Supplied records:

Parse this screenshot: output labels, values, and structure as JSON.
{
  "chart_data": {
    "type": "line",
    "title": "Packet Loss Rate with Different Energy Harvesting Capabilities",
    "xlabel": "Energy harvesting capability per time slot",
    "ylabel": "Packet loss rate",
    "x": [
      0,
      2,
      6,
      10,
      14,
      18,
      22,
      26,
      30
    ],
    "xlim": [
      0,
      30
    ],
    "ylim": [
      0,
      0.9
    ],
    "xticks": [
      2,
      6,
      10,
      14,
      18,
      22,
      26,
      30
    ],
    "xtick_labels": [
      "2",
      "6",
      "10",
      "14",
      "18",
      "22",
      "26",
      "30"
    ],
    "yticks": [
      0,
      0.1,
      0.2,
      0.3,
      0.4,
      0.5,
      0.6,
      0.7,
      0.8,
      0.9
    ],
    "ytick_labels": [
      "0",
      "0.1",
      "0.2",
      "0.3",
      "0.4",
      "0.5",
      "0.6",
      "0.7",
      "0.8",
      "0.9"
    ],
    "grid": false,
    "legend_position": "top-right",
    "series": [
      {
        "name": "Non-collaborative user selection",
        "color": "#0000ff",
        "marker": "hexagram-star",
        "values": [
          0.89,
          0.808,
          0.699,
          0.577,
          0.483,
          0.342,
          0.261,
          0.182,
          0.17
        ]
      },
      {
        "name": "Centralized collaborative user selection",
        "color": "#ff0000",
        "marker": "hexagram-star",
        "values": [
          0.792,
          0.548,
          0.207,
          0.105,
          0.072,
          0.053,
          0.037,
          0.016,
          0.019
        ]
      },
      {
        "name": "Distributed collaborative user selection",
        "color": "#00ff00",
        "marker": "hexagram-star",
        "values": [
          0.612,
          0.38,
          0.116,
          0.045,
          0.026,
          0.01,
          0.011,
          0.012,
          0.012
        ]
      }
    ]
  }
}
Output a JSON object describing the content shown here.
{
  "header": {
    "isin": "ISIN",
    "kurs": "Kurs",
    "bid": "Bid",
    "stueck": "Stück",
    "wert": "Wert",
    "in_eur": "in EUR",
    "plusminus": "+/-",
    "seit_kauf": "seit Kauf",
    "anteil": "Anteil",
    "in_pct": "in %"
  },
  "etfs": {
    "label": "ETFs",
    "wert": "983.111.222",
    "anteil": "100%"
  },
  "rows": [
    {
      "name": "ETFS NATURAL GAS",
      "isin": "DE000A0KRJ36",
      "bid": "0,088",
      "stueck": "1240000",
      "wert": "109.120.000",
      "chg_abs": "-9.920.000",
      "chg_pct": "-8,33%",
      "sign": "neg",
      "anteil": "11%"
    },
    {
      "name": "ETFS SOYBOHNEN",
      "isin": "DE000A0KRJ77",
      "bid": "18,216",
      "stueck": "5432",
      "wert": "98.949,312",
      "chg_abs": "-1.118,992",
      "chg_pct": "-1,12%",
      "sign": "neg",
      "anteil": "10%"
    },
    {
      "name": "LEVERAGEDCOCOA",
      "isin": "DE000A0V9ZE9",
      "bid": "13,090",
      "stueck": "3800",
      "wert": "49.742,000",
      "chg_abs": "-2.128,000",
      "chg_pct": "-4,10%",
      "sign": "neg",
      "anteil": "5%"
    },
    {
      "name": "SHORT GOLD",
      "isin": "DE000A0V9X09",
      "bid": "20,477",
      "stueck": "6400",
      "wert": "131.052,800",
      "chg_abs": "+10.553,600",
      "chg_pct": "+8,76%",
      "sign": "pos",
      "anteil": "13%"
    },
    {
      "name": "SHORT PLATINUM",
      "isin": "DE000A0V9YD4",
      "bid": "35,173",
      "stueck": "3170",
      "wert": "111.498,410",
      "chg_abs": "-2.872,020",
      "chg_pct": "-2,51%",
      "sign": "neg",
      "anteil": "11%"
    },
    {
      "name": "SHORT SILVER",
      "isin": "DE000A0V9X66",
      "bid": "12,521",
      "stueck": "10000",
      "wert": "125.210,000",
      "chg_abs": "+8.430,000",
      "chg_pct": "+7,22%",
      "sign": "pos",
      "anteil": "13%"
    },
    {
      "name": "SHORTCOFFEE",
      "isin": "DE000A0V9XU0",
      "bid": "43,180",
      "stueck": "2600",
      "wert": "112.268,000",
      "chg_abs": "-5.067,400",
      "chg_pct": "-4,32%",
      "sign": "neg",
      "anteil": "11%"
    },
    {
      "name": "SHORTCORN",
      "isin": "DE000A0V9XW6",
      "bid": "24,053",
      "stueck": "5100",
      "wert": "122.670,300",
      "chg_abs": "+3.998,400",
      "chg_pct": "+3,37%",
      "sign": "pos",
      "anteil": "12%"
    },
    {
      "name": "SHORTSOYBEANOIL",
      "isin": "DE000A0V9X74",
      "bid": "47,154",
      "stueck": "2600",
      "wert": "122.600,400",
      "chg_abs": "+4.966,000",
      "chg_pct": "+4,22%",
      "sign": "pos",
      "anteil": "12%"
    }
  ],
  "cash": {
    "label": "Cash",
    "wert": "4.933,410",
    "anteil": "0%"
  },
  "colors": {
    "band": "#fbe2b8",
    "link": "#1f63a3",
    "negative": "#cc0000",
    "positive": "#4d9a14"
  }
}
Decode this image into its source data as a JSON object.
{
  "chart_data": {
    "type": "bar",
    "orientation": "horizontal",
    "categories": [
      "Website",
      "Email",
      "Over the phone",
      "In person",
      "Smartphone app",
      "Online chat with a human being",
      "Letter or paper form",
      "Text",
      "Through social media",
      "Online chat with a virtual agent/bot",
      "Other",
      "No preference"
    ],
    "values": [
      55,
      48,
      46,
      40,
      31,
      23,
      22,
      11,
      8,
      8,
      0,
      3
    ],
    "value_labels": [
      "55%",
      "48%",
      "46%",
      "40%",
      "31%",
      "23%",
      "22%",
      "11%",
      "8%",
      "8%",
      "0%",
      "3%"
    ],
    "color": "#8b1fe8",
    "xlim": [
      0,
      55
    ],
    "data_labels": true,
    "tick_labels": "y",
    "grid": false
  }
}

Directions:
All entries shown above should be printed again exactly.

Answer to this exercise:
Parse this screenshot: output labels, values, and structure as JSON.
{
  "chart_data": {
    "type": "line",
    "title": "Packet Loss Rate with Different Energy Harvesting Capabilities",
    "xlabel": "Energy harvesting capability per time slot",
    "ylabel": "Packet loss rate",
    "x": [
      0,
      2,
      6,
      10,
      14,
      18,
      22,
      26,
      30
    ],
    "xlim": [
      0,
      30
    ],
    "ylim": [
      0,
      0.9
    ],
    "xticks": [
      2,
      6,
      10,
      14,
      18,
      22,
      26,
      30
    ],
    "xtick_labels": [
      "2",
      "6",
      "10",
      "14",
      "18",
      "22",
      "26",
      "30"
    ],
    "yticks": [
      0,
      0.1,
      0.2,
      0.3,
      0.4,
      0.5,
      0.6,
      0.7,
      0.8,
      0.9
    ],
    "ytick_labels": [
      "0",
      "0.1",
      "0.2",
      "0.3",
      "0.4",
      "0.5",
      "0.6",
      "0.7",
      "0.8",
      "0.9"
    ],
    "grid": false,
    "legend_position": "top-right",
    "series": [
      {
        "name": "Non-collaborative user selection",
        "color": "#0000ff",
        "marker": "hexagram-star",
        "values": [
          0.89,
          0.808,
          0.699,
          0.577,
          0.483,
          0.342,
          0.261,
          0.182,
          0.17
        ]
      },
      {
        "name": "Centralized collaborative user selection",
        "color": "#ff0000",
        "marker": "hexagram-star",
        "values": [
          0.792,
          0.548,
          0.207,
          0.105,
          0.072,
          0.053,
          0.037,
          0.016,
          0.019
        ]
      },
      {
        "name": "Distributed collaborative user selection",
        "color": "#00ff00",
        "marker": "hexagram-star",
        "values": [
          0.612,
          0.38,
          0.116,
          0.045,
          0.026,
          0.01,
          0.011,
          0.012,
          0.012
        ]
      }
    ]
  }
}
Output a JSON object describing the content shown here.
{
  "header": {
    "isin": "ISIN",
    "kurs": "Kurs",
    "bid": "Bid",
    "stueck": "Stück",
    "wert": "Wert",
    "in_eur": "in EUR",
    "plusminus": "+/-",
    "seit_kauf": "seit Kauf",
    "anteil": "Anteil",
    "in_pct": "in %"
  },
  "etfs": {
    "label": "ETFs",
    "wert": "983.111.222",
    "anteil": "100%"
  },
  "rows": [
    {
      "name": "ETFS NATURAL GAS",
      "isin": "DE000A0KRJ36",
      "bid": "0,088",
      "stueck": "1240000",
      "wert": "109.120.000",
      "chg_abs": "-9.920.000",
      "chg_pct": "-8,33%",
      "sign": "neg",
      "anteil": "11%"
    },
    {
      "name": "ETFS SOYBOHNEN",
      "isin": "DE000A0KRJ77",
      "bid": "18,216",
      "stueck": "5432",
      "wert": "98.949,312",
      "chg_abs": "-1.118,992",
      "chg_pct": "-1,12%",
      "sign": "neg",
      "anteil": "10%"
    },
    {
      "name": "LEVERAGEDCOCOA",
      "isin": "DE000A0V9ZE9",
      "bid": "13,090",
      "stueck": "3800",
      "wert": "49.742,000",
      "chg_abs": "-2.128,000",
      "chg_pct": "-4,10%",
      "sign": "neg",
      "anteil": "5%"
    },
    {
      "name": "SHORT GOLD",
      "isin": "DE000A0V9X09",
      "bid": "20,477",
      "stueck": "6400",
      "wert": "131.052,800",
      "chg_abs": "+10.553,600",
      "chg_pct": "+8,76%",
      "sign": "pos",
      "anteil": "13%"
    },
    {
      "name": "SHORT PLATINUM",
      "isin": "DE000A0V9YD4",
      "bid": "35,173",
      "stueck": "3170",
      "wert": "111.498,410",
      "chg_abs": "-2.872,020",
      "chg_pct": "-2,51%",
      "sign": "neg",
      "anteil": "11%"
    },
    {
      "name": "SHORT SILVER",
      "isin": "DE000A0V9X66",
      "bid": "12,521",
      "stueck": "10000",
      "wert": "125.210,000",
      "chg_abs": "+8.430,000",
      "chg_pct": "+7,22%",
      "sign": "pos",
      "anteil": "13%"
    },
    {
      "name": "SHORTCOFFEE",
      "isin": "DE000A0V9XU0",
      "bid": "43,180",
      "stueck": "2600",
      "wert": "112.268,000",
      "chg_abs": "-5.067,400",
      "chg_pct": "-4,32%",
      "sign": "neg",
      "anteil": "11%"
    },
    {
      "name": "SHORTCORN",
      "isin": "DE000A0V9XW6",
      "bid": "24,053",
      "stueck": "5100",
      "wert": "122.670,300",
      "chg_abs": "+3.998,400",
      "chg_pct": "+3,37%",
      "sign": "pos",
      "anteil": "12%"
    },
    {
      "name": "SHORTSOYBEANOIL",
      "isin": "DE000A0V9X74",
      "bid": "47,154",
      "stueck": "2600",
      "wert": "122.600,400",
      "chg_abs": "+4.966,000",
      "chg_pct": "+4,22%",
      "sign": "pos",
      "anteil": "12%"
    }
  ],
  "cash": {
    "label": "Cash",
    "wert": "4.933,410",
    "anteil": "0%"
  },
  "colors": {
    "band": "#fbe2b8",
    "link": "#1f63a3",
    "negative": "#cc0000",
    "positive": "#4d9a14"
  }
}
Decode this image into its source data as a JSON object.
{
  "chart_data": {
    "type": "bar",
    "orientation": "horizontal",
    "categories": [
      "Website",
      "Email",
      "Over the phone",
      "In person",
      "Smartphone app",
      "Online chat with a human being",
      "Letter or paper form",
      "Text",
      "Through social media",
      "Online chat with a virtual agent/bot",
      "Other",
      "No preference"
    ],
    "values": [
      55,
      48,
      46,
      40,
      31,
      23,
      22,
      11,
      8,
      8,
      0,
      3
    ],
    "value_labels": [
      "55%",
      "48%",
      "46%",
      "40%",
      "31%",
      "23%",
      "22%",
      "11%",
      "8%",
      "8%",
      "0%",
      "3%"
    ],
    "color": "#8b1fe8",
    "xlim": [
      0,
      55
    ],
    "data_labels": true,
    "tick_labels": "y",
    "grid": false
  }
}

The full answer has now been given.